> TASK GOAL: Copy all the material that follows, keeping every character the same.
--- Start of RECORDS TO PROCESS ---
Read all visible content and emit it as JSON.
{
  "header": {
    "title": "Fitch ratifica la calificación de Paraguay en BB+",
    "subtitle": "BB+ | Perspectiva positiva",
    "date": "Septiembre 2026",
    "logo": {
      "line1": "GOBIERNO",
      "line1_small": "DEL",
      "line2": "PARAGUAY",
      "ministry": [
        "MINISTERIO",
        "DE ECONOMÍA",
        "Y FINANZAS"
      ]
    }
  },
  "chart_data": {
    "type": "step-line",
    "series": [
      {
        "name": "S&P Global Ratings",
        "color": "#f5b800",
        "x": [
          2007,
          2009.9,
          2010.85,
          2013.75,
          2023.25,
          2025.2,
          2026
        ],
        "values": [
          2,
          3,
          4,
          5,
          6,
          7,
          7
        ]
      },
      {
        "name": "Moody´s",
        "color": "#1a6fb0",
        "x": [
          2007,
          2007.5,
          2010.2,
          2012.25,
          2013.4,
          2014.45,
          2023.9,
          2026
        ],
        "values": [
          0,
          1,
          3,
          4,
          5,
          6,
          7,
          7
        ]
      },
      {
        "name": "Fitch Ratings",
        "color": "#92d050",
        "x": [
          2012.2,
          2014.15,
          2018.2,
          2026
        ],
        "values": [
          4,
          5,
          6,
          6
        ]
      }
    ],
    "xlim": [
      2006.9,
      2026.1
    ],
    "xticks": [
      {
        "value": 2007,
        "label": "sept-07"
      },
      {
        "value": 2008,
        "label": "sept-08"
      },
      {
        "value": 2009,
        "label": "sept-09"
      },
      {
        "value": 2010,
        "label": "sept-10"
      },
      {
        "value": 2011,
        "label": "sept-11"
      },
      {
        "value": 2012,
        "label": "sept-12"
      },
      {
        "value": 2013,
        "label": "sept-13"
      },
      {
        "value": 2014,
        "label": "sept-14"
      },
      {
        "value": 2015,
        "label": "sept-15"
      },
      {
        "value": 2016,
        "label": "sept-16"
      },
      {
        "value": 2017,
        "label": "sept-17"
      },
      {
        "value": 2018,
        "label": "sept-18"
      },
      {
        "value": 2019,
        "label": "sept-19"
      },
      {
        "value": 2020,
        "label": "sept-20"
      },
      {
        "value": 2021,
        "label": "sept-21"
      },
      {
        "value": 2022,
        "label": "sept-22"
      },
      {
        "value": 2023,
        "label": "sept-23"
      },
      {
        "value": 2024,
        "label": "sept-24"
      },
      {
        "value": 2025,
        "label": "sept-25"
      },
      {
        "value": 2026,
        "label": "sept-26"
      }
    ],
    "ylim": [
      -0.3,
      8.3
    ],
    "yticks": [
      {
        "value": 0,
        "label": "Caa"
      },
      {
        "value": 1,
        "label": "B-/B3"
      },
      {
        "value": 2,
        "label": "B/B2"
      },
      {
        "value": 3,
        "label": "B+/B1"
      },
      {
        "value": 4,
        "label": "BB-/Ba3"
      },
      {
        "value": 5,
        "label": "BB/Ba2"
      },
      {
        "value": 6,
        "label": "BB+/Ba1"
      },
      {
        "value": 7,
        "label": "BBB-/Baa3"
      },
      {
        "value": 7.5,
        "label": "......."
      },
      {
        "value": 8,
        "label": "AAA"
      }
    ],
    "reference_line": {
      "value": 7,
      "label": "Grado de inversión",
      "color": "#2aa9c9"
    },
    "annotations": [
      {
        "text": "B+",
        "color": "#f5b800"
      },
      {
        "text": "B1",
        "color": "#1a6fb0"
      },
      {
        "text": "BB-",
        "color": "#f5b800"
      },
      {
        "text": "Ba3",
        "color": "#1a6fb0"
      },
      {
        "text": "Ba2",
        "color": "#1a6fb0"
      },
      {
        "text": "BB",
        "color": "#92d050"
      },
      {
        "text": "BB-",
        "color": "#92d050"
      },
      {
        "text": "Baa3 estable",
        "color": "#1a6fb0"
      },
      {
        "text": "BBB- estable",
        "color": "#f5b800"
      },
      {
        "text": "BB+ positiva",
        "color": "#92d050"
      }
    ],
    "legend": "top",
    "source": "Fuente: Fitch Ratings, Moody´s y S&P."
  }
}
--- End of RECORDS TO PROCESS ---
> CORRECT RESULT:
Read all visible content and emit it as JSON.
{
  "header": {
    "title": "Fitch ratifica la calificación de Paraguay en BB+",
    "subtitle": "BB+ | Perspectiva positiva",
    "date": "Septiembre 2026",
    "logo": {
      "line1": "GOBIERNO",
      "line1_small": "DEL",
      "line2": "PARAGUAY",
      "ministry": [
        "MINISTERIO",
        "DE ECONOMÍA",
        "Y FINANZAS"
      ]
    }
  },
  "chart_data": {
    "type": "step-line",
    "series": [
      {
        "name": "S&P Global Ratings",
        "color": "#f5b800",
        "x": [
          2007,
          2009.9,
          2010.85,
          2013.75,
          2023.25,
          2025.2,
          2026
        ],
        "values": [
          2,
          3,
          4,
          5,
          6,
          7,
          7
        ]
      },
      {
        "name": "Moody´s",
        "color": "#1a6fb0",
        "x": [
          2007,
          2007.5,
          2010.2,
          2012.25,
          2013.4,
          2014.45,
          2023.9,
          2026
        ],
        "values": [
          0,
          1,
          3,
          4,
          5,
          6,
          7,
          7
        ]
      },
      {
        "name": "Fitch Ratings",
        "color": "#92d050",
        "x": [
          2012.2,
          2014.15,
          2018.2,
          2026
        ],
        "values": [
          4,
          5,
          6,
          6
        ]
      }
    ],
    "xlim": [
      2006.9,
      2026.1
    ],
    "xticks": [
      {
        "value": 2007,
        "label": "sept-07"
      },
      {
        "value": 2008,
        "label": "sept-08"
      },
      {
        "value": 2009,
        "label": "sept-09"
      },
      {
        "value": 2010,
        "label": "sept-10"
      },
      {
        "value": 2011,
        "label": "sept-11"
      },
      {
        "value": 2012,
        "label": "sept-12"
      },
      {
        "value": 2013,
        "label": "sept-13"
      },
      {
        "value": 2014,
        "label": "sept-14"
      },
      {
        "value": 2015,
        "label": "sept-15"
      },
      {
        "value": 2016,
        "label": "sept-16"
      },
      {
        "value": 2017,
        "label": "sept-17"
      },
      {
        "value": 2018,
        "label": "sept-18"
      },
      {
        "value": 2019,
        "label": "sept-19"
      },
      {
        "value": 2020,
        "label": "sept-20"
      },
      {
        "value": 2021,
        "label": "sept-21"
      },
      {
        "value": 2022,
        "label": "sept-22"
      },
      {
        "value": 2023,
        "label": "sept-23"
      },
      {
        "value": 2024,
        "label": "sept-24"
      },
      {
        "value": 2025,
        "label": "sept-25"
      },
      {
        "value": 2026,
        "label": "sept-26"
      }
    ],
    "ylim": [
      -0.3,
      8.3
    ],
    "yticks": [
      {
        "value": 0,
        "label": "Caa"
      },
      {
        "value": 1,
        "label": "B-/B3"
      },
      {
        "value": 2,
        "label": "B/B2"
      },
      {
        "value": 3,
        "label": "B+/B1"
      },
      {
        "value": 4,
        "label": "BB-/Ba3"
      },
      {
        "value": 5,
        "label": "BB/Ba2"
      },
      {
        "value": 6,
        "label": "BB+/Ba1"
      },
      {
        "value": 7,
        "label": "BBB-/Baa3"
      },
      {
        "value": 7.5,
        "label": "......."
      },
      {
        "value": 8,
        "label": "AAA"
      }
    ],
    "reference_line": {
      "value": 7,
      "label": "Grado de inversión",
      "color": "#2aa9c9"
    },
    "annotations": [
      {
        "text": "B+",
        "color": "#f5b800"
      },
      {
        "text": "B1",
        "color": "#1a6fb0"
      },
      {
        "text": "BB-",
        "color": "#f5b800"
      },
      {
        "text": "Ba3",
        "color": "#1a6fb0"
      },
      {
        "text": "Ba2",
        "color": "#1a6fb0"
      },
      {
        "text": "BB",
        "color": "#92d050"
      },
      {
        "text": "BB-",
        "color": "#92d050"
      },
      {
        "text": "Baa3 estable",
        "color": "#1a6fb0"
      },
      {
        "text": "BBB- estable",
        "color": "#f5b800"
      },
      {
        "text": "BB+ positiva",
        "color": "#92d050"
      }
    ],
    "legend": "top",
    "source": "Fuente: Fitch Ratings, Moody´s y S&P."
  }
}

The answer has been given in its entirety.